** START OF MATERIAL SUPPLIED **
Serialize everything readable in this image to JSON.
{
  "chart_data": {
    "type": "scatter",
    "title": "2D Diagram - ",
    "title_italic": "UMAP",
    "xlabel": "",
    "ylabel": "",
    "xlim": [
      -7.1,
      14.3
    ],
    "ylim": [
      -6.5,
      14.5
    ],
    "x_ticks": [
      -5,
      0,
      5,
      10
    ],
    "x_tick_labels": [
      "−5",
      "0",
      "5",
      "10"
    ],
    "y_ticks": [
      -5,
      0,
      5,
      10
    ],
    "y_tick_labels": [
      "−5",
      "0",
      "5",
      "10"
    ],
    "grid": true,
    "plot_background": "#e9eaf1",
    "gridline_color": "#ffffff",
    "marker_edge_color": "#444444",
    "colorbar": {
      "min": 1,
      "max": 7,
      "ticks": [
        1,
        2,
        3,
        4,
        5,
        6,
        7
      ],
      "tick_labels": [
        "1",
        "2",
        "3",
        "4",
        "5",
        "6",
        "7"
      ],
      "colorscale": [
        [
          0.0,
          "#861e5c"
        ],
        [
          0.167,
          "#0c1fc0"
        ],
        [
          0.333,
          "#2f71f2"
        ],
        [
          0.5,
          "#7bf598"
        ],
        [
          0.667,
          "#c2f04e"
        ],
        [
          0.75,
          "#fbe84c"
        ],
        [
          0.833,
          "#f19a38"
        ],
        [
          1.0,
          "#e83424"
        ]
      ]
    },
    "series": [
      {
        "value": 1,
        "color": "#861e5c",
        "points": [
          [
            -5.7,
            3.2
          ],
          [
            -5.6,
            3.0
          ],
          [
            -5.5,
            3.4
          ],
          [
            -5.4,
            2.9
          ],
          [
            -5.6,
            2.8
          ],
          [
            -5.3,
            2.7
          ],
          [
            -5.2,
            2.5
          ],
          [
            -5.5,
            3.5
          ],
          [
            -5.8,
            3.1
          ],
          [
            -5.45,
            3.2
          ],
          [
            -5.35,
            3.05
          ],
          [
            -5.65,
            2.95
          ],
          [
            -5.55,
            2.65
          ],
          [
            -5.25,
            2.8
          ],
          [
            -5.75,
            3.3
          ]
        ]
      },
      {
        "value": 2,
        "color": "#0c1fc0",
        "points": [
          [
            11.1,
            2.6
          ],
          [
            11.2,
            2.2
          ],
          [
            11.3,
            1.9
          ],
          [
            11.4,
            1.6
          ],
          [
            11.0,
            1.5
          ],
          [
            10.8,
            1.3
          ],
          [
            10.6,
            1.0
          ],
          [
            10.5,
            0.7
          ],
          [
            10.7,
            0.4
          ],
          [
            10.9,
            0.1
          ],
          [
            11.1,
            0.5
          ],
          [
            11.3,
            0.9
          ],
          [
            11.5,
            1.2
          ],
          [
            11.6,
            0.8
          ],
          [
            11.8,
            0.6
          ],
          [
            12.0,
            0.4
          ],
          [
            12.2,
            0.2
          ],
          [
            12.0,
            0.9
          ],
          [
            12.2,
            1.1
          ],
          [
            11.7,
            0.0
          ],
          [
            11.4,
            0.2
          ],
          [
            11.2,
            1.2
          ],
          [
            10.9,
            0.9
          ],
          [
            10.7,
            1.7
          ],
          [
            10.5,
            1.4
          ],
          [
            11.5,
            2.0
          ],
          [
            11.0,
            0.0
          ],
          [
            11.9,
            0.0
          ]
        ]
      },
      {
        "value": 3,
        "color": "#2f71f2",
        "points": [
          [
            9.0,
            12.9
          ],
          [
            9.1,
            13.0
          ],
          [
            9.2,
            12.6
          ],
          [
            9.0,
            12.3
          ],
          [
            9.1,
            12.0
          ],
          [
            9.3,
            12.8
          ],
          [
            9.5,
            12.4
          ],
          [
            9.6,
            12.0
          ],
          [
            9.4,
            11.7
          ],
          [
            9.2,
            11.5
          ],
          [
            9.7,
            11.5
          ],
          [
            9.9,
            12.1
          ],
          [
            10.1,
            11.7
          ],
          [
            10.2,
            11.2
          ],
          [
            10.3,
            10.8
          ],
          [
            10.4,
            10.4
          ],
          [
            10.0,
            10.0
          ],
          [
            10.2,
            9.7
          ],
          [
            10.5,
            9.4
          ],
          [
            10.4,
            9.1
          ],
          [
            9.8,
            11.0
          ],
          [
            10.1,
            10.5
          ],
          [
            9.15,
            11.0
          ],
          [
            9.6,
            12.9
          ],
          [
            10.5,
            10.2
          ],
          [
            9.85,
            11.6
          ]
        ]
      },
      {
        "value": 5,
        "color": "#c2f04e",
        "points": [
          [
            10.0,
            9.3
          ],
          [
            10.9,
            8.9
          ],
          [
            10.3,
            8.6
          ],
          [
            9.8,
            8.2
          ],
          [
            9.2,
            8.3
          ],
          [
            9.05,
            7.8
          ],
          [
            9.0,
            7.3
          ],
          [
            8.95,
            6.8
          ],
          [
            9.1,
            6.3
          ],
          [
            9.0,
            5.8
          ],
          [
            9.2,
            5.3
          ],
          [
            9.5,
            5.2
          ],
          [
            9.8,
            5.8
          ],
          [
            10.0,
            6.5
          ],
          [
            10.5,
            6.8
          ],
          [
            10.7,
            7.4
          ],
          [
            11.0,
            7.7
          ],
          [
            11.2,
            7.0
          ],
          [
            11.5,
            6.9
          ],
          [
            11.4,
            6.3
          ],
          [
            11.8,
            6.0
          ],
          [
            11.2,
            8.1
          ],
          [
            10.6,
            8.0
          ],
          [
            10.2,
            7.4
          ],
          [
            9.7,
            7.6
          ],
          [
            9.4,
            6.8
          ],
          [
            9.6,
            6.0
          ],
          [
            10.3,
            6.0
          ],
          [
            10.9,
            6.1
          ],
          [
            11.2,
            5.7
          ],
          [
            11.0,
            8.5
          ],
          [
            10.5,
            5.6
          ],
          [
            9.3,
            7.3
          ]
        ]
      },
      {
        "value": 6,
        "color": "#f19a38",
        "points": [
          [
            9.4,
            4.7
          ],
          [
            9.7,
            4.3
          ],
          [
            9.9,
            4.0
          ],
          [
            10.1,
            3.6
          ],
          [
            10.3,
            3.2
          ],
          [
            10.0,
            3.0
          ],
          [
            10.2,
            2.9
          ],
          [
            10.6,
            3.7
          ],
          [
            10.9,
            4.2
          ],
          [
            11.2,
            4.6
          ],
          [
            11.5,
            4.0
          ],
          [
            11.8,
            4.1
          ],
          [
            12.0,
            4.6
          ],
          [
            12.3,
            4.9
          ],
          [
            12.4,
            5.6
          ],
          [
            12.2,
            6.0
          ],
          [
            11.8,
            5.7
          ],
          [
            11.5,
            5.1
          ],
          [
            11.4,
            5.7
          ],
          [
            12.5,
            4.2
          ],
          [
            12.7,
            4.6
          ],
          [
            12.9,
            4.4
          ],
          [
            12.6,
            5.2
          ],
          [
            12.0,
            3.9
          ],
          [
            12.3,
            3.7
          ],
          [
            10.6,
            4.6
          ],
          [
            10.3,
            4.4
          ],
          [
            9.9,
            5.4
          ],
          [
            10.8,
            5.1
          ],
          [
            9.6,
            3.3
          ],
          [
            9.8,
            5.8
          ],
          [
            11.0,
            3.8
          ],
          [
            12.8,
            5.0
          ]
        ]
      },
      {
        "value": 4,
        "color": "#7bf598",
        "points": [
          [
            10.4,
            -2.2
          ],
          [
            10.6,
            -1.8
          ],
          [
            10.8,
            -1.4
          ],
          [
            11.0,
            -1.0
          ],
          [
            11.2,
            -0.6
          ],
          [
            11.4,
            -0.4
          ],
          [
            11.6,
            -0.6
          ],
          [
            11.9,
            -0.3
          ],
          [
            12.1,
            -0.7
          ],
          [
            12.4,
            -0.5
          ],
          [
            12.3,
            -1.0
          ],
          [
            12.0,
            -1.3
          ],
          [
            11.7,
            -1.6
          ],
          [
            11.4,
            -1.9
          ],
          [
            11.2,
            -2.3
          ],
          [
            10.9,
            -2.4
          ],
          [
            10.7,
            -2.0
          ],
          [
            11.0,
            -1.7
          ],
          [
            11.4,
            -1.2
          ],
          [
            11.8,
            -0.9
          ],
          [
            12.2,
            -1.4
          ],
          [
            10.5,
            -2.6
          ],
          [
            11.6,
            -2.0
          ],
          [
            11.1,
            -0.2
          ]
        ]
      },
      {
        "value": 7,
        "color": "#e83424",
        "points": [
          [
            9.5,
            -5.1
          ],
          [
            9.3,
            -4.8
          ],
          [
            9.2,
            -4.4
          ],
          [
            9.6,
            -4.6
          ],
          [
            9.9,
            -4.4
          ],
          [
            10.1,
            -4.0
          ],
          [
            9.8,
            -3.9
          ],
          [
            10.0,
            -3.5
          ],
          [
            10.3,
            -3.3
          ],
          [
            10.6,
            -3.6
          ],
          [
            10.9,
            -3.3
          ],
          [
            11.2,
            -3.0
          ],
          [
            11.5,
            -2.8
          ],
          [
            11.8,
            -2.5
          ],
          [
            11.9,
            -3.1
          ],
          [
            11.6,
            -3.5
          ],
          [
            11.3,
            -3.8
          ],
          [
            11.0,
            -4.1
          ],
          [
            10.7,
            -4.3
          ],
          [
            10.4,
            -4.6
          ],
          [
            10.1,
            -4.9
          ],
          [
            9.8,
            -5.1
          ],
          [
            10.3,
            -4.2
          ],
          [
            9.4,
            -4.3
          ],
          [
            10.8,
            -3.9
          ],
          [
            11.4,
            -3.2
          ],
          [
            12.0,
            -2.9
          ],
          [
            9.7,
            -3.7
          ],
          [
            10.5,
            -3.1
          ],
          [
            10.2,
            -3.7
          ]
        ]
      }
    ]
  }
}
** END OF MATERIAL SUPPLIED **
> _AIM OF THE TASK_
Read through the lines above and collect those that contain the string "value".

> _EXPECTED ANSWER_
        "value": 1,
        "value": 2,
        "value": 3,
        "value": 5,
        "value": 6,
        "value": 4,
        "value": 7,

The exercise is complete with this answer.